**EXERCISE OBJECTIVE:**
Reproduce all lines of the listing below in which the word "исключить" occurs.
+--
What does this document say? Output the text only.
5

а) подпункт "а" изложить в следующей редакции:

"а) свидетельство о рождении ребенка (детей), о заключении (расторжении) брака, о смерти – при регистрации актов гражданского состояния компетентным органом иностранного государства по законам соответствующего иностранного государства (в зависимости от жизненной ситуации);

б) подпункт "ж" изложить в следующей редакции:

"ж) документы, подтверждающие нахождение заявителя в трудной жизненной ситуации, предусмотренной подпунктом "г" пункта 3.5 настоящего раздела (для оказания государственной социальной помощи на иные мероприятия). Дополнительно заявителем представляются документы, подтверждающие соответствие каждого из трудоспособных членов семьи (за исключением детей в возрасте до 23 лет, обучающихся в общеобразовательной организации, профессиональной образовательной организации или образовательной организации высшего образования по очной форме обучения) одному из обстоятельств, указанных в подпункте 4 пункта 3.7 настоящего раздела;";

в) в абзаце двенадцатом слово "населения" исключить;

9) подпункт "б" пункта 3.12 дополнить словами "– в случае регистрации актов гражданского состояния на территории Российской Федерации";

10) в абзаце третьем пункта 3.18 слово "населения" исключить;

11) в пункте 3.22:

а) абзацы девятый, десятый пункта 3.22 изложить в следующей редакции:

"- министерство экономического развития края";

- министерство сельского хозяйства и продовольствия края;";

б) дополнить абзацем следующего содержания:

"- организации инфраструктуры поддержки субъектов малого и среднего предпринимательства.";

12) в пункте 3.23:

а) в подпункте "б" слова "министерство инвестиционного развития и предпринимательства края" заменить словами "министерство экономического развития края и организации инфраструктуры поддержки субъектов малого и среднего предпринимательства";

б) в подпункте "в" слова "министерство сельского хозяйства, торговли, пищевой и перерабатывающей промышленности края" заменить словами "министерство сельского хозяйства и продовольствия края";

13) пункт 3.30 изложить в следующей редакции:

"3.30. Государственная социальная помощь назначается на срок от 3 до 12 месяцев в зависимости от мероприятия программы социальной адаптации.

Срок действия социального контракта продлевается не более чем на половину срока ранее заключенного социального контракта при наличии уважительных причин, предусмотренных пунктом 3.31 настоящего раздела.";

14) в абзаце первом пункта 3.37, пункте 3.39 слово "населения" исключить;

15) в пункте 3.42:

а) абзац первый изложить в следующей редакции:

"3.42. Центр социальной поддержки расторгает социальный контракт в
+--
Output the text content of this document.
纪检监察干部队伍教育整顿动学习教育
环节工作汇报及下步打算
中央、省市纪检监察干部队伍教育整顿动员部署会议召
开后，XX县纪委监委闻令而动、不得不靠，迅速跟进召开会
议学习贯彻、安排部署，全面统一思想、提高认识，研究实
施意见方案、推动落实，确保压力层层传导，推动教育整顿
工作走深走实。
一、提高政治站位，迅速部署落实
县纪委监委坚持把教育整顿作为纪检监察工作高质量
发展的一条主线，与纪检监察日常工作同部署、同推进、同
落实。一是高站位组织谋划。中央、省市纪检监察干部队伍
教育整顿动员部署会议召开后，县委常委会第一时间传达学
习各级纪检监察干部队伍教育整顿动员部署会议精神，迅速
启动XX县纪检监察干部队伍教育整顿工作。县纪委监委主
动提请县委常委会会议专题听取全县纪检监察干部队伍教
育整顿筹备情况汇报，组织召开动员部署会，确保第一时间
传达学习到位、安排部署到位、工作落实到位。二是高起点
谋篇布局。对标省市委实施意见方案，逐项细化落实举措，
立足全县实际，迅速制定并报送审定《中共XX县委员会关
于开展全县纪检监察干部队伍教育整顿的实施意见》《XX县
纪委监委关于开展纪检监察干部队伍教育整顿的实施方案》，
+--
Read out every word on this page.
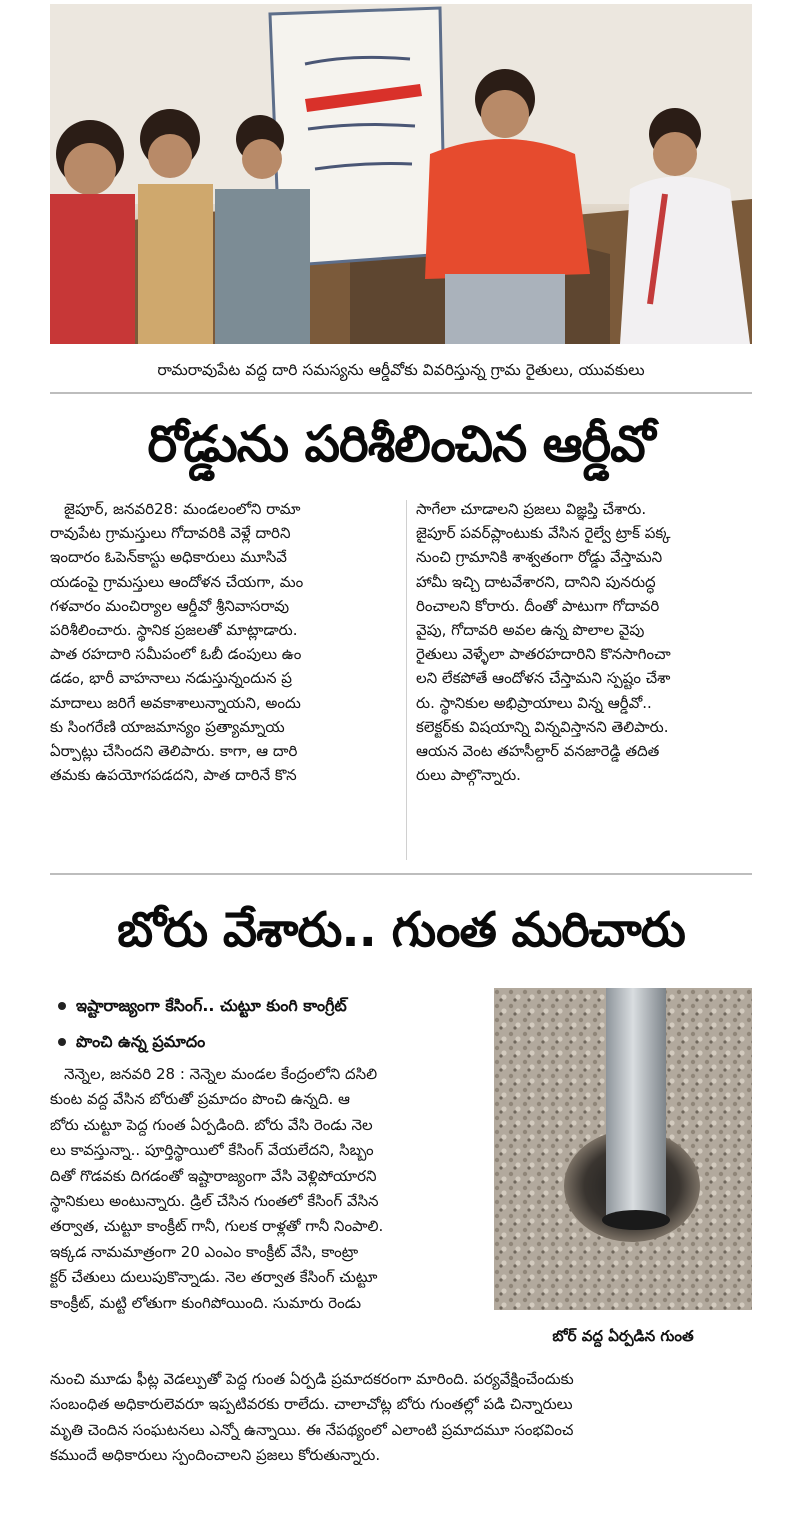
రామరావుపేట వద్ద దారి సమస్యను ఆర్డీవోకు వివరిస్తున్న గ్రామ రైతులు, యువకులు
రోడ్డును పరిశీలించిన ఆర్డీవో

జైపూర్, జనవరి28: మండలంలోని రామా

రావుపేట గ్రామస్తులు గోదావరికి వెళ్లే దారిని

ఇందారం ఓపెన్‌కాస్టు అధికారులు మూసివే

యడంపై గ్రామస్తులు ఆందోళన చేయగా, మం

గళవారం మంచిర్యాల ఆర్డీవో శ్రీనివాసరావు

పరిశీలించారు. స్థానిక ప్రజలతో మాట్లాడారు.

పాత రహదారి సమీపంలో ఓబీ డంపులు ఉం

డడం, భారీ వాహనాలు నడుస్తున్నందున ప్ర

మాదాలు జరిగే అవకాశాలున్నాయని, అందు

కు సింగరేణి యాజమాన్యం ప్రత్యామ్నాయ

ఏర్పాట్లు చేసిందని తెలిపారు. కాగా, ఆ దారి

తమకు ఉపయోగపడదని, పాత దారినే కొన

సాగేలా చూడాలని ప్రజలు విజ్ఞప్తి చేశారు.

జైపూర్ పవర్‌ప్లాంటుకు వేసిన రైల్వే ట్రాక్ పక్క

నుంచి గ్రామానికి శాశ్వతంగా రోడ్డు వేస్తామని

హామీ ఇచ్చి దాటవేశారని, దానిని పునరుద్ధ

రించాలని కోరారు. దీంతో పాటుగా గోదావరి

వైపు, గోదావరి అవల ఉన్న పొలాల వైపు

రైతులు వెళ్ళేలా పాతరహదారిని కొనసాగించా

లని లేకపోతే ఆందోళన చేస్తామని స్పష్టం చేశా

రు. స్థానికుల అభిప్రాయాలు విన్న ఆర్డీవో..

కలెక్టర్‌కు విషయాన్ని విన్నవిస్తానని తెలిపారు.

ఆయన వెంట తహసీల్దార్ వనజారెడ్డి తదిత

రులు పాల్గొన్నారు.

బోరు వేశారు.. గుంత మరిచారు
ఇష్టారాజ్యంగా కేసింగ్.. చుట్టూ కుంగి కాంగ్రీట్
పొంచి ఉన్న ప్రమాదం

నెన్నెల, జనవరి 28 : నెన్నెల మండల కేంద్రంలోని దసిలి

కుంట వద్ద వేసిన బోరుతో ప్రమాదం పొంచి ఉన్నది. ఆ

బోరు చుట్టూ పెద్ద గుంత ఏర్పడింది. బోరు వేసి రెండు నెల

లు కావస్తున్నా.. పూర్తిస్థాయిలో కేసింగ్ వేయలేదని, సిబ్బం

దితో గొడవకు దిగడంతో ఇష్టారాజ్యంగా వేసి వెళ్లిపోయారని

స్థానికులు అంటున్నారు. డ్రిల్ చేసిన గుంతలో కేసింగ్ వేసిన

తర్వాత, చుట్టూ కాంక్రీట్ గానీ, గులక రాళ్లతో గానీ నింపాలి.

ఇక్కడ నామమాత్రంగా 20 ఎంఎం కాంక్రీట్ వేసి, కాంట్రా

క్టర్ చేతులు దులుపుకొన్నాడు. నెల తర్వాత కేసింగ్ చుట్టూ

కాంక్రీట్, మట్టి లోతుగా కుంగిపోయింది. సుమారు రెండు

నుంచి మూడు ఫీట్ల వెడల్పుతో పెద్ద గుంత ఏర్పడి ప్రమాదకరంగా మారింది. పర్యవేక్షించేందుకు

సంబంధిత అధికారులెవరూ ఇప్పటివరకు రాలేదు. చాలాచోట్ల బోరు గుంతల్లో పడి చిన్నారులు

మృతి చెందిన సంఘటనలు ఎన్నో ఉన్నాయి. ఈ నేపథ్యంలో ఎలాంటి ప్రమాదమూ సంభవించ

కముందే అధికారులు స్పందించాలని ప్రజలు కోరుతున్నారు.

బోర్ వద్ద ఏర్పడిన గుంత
+--
**ANSWER IN FULL:**
в) в абзаце двенадцатом слово "населения" исключить;
10) в абзаце третьем пункта 3.18 слово "населения" исключить;
14) в абзаце первом пункта 3.37, пункте 3.39 слово "населения" исключить;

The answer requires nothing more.